[Chart and figure data]
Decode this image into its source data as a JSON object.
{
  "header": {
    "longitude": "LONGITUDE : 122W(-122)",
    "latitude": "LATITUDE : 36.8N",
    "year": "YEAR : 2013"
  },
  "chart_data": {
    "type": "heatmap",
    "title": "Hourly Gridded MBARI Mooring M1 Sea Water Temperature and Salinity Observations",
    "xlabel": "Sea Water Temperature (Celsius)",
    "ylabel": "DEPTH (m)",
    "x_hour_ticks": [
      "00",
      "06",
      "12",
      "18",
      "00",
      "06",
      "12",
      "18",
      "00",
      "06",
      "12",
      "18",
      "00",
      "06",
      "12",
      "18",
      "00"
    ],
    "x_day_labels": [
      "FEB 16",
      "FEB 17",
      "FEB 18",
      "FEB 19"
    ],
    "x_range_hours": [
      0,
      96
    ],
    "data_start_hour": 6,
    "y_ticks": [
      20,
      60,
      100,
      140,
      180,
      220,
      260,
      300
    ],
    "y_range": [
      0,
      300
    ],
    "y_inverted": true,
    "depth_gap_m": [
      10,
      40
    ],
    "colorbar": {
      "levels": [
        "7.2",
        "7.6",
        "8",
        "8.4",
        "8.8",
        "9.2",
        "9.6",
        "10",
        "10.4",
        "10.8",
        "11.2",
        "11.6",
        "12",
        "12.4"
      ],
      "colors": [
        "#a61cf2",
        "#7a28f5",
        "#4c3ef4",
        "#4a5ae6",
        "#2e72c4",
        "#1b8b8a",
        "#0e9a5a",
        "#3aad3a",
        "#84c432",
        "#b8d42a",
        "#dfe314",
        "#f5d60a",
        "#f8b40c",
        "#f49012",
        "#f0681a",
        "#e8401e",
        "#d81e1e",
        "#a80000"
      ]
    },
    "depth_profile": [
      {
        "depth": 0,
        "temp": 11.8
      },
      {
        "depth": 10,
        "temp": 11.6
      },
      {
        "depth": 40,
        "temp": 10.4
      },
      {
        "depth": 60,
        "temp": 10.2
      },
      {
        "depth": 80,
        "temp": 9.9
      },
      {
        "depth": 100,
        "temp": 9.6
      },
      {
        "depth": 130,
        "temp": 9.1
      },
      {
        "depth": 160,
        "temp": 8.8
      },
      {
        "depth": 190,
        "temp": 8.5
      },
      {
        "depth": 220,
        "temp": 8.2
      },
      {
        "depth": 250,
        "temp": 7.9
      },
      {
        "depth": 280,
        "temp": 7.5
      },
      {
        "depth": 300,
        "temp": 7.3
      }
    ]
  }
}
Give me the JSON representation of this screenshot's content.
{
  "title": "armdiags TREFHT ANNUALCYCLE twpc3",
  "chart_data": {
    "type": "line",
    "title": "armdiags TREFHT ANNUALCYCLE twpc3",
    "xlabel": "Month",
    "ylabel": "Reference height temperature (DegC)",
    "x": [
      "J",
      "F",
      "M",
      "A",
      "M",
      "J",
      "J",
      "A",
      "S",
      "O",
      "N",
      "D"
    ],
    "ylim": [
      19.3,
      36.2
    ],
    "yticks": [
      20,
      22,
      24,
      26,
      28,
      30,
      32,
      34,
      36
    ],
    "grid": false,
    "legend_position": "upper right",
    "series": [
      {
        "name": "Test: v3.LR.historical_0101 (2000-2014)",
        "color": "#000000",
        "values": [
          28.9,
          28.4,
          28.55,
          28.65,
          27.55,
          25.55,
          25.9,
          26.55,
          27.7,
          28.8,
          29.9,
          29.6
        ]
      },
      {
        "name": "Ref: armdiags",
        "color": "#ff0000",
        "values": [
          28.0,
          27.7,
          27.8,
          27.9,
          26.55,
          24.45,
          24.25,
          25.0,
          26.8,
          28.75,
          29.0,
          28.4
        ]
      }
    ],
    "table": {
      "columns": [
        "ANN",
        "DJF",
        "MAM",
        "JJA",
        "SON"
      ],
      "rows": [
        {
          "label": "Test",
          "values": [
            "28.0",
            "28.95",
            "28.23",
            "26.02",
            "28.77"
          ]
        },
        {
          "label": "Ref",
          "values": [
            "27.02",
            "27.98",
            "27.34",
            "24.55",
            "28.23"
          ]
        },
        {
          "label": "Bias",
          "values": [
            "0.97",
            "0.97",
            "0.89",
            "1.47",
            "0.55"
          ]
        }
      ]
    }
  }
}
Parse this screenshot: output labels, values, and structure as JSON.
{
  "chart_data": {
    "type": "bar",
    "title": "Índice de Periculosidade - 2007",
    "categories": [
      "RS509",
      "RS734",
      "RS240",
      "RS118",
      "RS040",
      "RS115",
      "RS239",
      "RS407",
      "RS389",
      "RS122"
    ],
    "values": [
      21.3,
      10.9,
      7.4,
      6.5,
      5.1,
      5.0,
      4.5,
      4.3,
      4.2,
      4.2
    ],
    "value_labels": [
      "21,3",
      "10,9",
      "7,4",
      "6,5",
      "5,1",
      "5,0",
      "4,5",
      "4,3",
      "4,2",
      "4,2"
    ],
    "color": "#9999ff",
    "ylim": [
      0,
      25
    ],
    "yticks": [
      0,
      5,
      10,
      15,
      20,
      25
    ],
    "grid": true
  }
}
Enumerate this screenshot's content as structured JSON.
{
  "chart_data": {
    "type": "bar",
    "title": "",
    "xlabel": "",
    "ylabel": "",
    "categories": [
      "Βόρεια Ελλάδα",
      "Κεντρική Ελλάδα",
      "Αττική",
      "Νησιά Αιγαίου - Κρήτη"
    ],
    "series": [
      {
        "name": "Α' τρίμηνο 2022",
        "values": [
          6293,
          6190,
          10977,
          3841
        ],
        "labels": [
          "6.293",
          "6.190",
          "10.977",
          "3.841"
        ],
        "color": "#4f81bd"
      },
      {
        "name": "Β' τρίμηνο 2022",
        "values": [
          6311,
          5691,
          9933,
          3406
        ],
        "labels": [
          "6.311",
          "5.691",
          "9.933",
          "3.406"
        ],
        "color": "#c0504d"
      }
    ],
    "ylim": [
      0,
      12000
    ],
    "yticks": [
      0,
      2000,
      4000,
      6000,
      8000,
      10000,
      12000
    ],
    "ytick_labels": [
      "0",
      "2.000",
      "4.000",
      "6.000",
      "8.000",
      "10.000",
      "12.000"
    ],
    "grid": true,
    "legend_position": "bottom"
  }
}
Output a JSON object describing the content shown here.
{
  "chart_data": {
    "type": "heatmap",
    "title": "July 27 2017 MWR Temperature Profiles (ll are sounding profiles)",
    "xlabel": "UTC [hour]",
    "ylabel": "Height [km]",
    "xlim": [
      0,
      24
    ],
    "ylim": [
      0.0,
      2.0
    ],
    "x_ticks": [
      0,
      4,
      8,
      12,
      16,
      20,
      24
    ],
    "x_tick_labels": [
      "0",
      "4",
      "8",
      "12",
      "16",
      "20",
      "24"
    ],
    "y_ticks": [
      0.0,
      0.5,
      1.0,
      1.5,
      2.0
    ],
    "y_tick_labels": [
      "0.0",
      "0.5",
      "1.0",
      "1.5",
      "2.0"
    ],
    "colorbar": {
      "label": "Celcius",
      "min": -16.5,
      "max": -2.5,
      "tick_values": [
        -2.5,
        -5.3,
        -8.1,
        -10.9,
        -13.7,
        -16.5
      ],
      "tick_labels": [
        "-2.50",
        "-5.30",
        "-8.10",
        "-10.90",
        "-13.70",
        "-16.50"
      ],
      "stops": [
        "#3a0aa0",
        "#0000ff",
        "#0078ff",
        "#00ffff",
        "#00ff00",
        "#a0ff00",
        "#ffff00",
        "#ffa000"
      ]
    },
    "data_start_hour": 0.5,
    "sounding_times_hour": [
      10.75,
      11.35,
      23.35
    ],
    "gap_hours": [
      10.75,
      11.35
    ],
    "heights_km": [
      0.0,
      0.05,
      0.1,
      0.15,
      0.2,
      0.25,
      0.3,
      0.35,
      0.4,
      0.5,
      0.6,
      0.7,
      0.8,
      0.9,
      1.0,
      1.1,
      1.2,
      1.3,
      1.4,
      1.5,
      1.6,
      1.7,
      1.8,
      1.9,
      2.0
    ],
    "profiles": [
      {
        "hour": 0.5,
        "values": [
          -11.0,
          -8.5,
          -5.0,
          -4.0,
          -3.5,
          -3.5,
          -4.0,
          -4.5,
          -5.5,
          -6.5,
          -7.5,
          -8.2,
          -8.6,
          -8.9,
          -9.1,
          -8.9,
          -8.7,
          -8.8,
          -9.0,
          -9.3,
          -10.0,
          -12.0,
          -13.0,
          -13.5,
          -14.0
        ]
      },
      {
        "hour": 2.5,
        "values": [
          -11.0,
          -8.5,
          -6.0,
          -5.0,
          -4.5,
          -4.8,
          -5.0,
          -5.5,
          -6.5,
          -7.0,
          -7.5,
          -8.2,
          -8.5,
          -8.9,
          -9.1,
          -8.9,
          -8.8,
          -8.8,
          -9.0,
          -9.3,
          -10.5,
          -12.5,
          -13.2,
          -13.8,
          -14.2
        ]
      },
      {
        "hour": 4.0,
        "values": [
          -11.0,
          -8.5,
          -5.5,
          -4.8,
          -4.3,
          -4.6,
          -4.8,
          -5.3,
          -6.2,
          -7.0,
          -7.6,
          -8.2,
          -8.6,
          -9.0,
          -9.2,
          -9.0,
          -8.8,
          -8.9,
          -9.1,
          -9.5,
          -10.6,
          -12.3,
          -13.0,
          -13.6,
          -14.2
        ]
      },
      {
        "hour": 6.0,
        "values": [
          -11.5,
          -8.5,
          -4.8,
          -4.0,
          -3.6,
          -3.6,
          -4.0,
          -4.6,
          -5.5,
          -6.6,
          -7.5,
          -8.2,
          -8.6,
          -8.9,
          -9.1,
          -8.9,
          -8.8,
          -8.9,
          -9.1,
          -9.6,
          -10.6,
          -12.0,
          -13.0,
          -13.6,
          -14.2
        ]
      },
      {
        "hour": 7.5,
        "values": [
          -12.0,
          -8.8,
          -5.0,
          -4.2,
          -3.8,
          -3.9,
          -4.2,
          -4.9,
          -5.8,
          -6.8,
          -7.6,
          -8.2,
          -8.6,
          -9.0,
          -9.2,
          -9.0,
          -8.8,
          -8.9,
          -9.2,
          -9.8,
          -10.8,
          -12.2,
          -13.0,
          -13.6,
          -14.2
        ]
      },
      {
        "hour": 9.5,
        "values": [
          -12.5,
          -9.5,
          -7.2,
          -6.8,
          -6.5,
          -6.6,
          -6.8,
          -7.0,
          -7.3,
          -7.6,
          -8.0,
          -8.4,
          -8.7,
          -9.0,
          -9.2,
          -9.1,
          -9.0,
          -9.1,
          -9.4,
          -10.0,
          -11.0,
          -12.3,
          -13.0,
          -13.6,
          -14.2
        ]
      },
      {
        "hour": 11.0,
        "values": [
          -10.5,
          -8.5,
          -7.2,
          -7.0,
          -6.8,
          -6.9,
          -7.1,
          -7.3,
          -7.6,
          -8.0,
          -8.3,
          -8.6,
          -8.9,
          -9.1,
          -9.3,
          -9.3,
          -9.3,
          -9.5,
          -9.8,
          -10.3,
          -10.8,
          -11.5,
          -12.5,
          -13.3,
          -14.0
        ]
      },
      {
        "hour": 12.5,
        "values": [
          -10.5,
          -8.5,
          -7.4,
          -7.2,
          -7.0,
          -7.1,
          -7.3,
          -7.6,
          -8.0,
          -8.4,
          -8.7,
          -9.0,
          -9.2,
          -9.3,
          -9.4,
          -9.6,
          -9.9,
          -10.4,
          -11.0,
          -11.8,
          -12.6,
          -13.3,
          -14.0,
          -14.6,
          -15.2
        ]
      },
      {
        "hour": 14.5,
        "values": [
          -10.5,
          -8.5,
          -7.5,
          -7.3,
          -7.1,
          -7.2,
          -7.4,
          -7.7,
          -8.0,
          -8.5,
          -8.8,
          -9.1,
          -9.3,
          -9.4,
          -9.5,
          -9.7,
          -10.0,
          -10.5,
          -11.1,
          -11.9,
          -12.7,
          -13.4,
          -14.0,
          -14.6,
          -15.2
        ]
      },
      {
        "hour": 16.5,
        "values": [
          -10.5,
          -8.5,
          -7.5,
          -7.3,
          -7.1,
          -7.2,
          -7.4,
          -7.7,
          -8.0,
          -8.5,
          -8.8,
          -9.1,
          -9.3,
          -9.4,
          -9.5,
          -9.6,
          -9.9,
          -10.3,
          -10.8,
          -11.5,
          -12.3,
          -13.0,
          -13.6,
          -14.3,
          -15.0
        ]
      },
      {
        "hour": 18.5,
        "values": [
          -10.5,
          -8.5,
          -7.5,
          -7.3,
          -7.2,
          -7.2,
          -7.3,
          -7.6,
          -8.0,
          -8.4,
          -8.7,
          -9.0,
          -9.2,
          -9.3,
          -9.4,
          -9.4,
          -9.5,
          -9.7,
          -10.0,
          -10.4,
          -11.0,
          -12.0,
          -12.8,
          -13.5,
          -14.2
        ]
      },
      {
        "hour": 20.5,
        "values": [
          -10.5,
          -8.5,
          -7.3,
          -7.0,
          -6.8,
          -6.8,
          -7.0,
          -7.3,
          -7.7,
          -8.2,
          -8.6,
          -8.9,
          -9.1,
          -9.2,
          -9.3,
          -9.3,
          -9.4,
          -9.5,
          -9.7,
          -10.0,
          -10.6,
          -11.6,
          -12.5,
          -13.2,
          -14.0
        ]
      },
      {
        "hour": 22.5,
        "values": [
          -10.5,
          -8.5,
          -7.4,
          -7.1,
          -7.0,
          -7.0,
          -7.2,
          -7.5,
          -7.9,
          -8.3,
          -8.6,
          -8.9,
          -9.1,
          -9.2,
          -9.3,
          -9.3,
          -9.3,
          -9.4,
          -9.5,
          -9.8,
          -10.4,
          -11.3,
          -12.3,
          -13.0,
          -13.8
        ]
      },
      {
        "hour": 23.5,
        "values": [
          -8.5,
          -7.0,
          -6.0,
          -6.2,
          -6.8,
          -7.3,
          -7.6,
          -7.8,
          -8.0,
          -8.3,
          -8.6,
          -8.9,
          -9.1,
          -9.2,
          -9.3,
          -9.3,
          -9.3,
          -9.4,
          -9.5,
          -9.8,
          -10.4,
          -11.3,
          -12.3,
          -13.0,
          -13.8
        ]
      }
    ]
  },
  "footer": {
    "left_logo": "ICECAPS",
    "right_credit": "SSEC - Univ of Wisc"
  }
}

## WHAT IS ASKED:
Reply with one number: the count of lines in the entries that include the word "τρίμηνο".

## TASK RESPONSE:
2